## TASK PROMPT
Skip the pictures. Copy all the rest of the records down exactly.

========

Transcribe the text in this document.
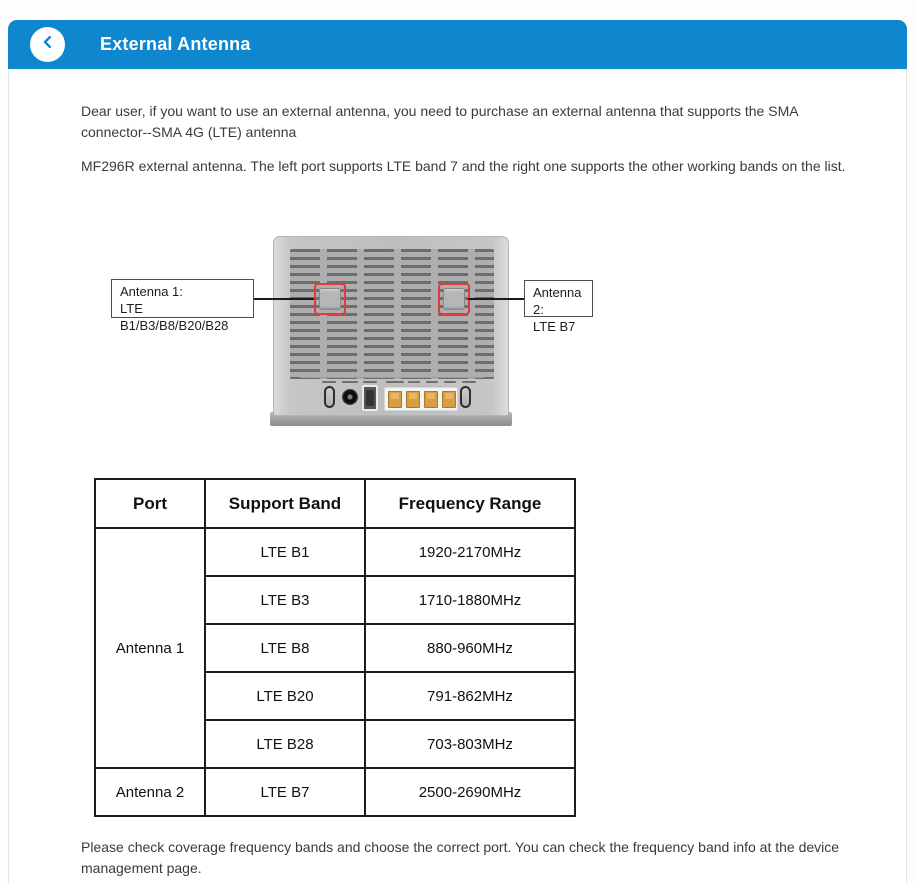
External Antenna

Dear user, if you want to use an external antenna, you need to purchase an external antenna that supports the SMA connector--SMA 4G (LTE) antenna

MF296R external antenna. The left port supports LTE band 7 and the right one supports the other working bands on the list.

Antenna 1:
LTE B1/B3/B8/B20/B28
Antenna 2:
LTE B7
Port	Support Band	Frequency Range
Antenna 1	LTE B1	1920-2170MHz
	LTE B3	1710-1880MHz
	LTE B8	880-960MHz
	LTE B20	791-862MHz
	LTE B28	703-803MHz
Antenna 2	LTE B7	2500-2690MHz

Please check coverage frequency bands and choose the correct port. You can check the frequency band info at the device management page.
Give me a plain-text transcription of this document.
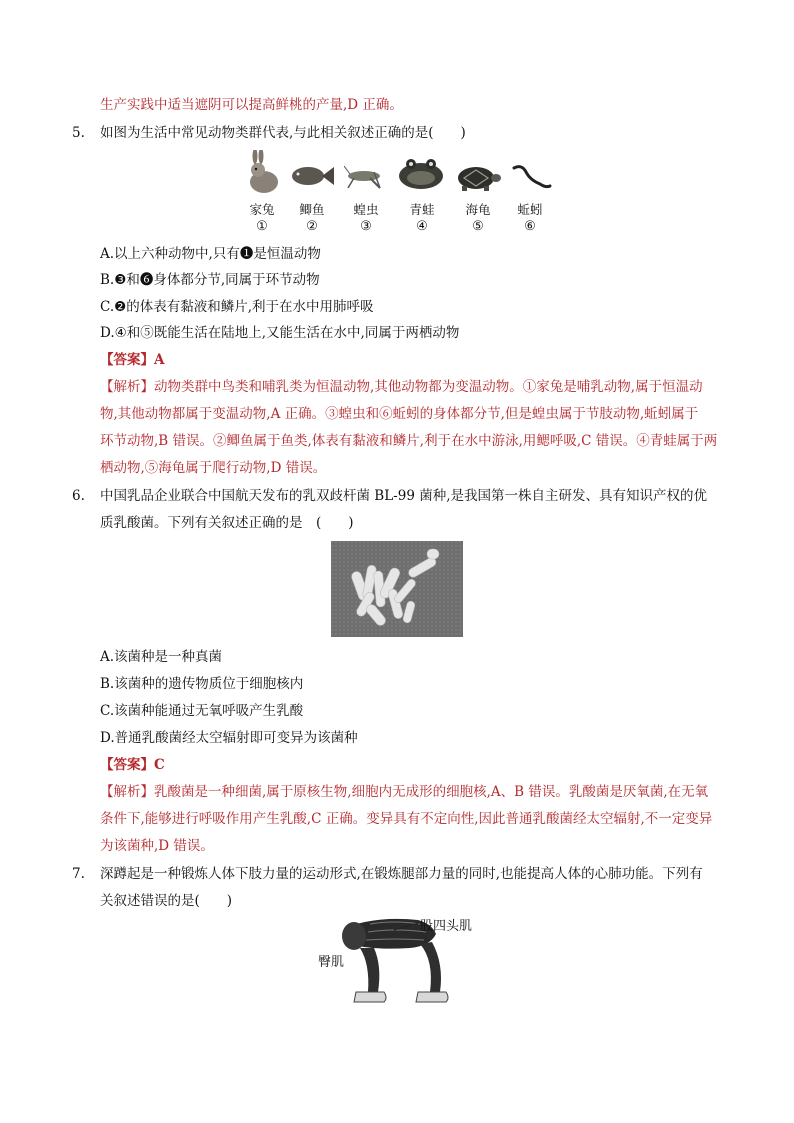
生产实践中适当遮阴可以提高鲜桃的产量,D 正确。
5. 如图为生活中常见动物类群代表,与此相关叙述正确的是(　　)
家兔	鲫鱼	蝗虫	青蛙	海龟	蚯蚓
①	②	③	④	⑤	⑥
A.以上六种动物中,只有❶是恒温动物
B.❸和❻身体都分节,同属于环节动物
C.❷的体表有黏液和鳞片,利于在水中用肺呼吸
D.④和⑤既能生活在陆地上,又能生活在水中,同属于两栖动物
【答案】A
【解析】动物类群中鸟类和哺乳类为恒温动物,其他动物都为变温动物。①家兔是哺乳动物,属于恒温动
物,其他动物都属于变温动物,A 正确。③蝗虫和⑥蚯蚓的身体都分节,但是蝗虫属于节肢动物,蚯蚓属于
环节动物,B 错误。②鲫鱼属于鱼类,体表有黏液和鳞片,利于在水中游泳,用鳃呼吸,C 错误。④青蛙属于两
栖动物,⑤海龟属于爬行动物,D 错误。
6. 中国乳品企业联合中国航天发布的乳双歧杆菌 BL-99 菌种,是我国第一株自主研发、具有知识产权的优
质乳酸菌。下列有关叙述正确的是　(　　)
A.该菌种是一种真菌
B.该菌种的遗传物质位于细胞核内
C.该菌种能通过无氧呼吸产生乳酸
D.普通乳酸菌经太空辐射即可变异为该菌种
【答案】C
【解析】乳酸菌是一种细菌,属于原核生物,细胞内无成形的细胞核,A、B 错误。乳酸菌是厌氧菌,在无氧
条件下,能够进行呼吸作用产生乳酸,C 正确。变异具有不定向性,因此普通乳酸菌经太空辐射,不一定变异
为该菌种,D 错误。
7. 深蹲起是一种锻炼人体下肢力量的运动形式,在锻炼腿部力量的同时,也能提高人体的心肺功能。下列有
关叙述错误的是(　　)
股四头肌
臀肌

========

## TASK RESPONSE
Transcribe the text in this document.
External Antenna

Dear user, if you want to use an external antenna, you need to purchase an external antenna that supports the SMA connector--SMA 4G (LTE) antenna

MF296R external antenna. The left port supports LTE band 7 and the right one supports the other working bands on the list.

Antenna 1:
LTE B1/B3/B8/B20/B28
Antenna 2:
LTE B7
Port	Support Band	Frequency Range
Antenna 1	LTE B1	1920-2170MHz
	LTE B3	1710-1880MHz
	LTE B8	880-960MHz
	LTE B20	791-862MHz
	LTE B28	703-803MHz
Antenna 2	LTE B7	2500-2690MHz

Please check coverage frequency bands and choose the correct port. You can check the frequency band info at the device management page.
Give me a plain-text transcription of this document.
生产实践中适当遮阴可以提高鲜桃的产量,D 正确。
5. 如图为生活中常见动物类群代表,与此相关叙述正确的是(　　)
家兔	鲫鱼	蝗虫	青蛙	海龟	蚯蚓
①	②	③	④	⑤	⑥
A.以上六种动物中,只有❶是恒温动物
B.❸和❻身体都分节,同属于环节动物
C.❷的体表有黏液和鳞片,利于在水中用肺呼吸
D.④和⑤既能生活在陆地上,又能生活在水中,同属于两栖动物
【答案】A
【解析】动物类群中鸟类和哺乳类为恒温动物,其他动物都为变温动物。①家兔是哺乳动物,属于恒温动
物,其他动物都属于变温动物,A 正确。③蝗虫和⑥蚯蚓的身体都分节,但是蝗虫属于节肢动物,蚯蚓属于
环节动物,B 错误。②鲫鱼属于鱼类,体表有黏液和鳞片,利于在水中游泳,用鳃呼吸,C 错误。④青蛙属于两
栖动物,⑤海龟属于爬行动物,D 错误。
6. 中国乳品企业联合中国航天发布的乳双歧杆菌 BL-99 菌种,是我国第一株自主研发、具有知识产权的优
质乳酸菌。下列有关叙述正确的是　(　　)
A.该菌种是一种真菌
B.该菌种的遗传物质位于细胞核内
C.该菌种能通过无氧呼吸产生乳酸
D.普通乳酸菌经太空辐射即可变异为该菌种
【答案】C
【解析】乳酸菌是一种细菌,属于原核生物,细胞内无成形的细胞核,A、B 错误。乳酸菌是厌氧菌,在无氧
条件下,能够进行呼吸作用产生乳酸,C 正确。变异具有不定向性,因此普通乳酸菌经太空辐射,不一定变异
为该菌种,D 错误。
7. 深蹲起是一种锻炼人体下肢力量的运动形式,在锻炼腿部力量的同时,也能提高人体的心肺功能。下列有
关叙述错误的是(　　)
股四头肌
臀肌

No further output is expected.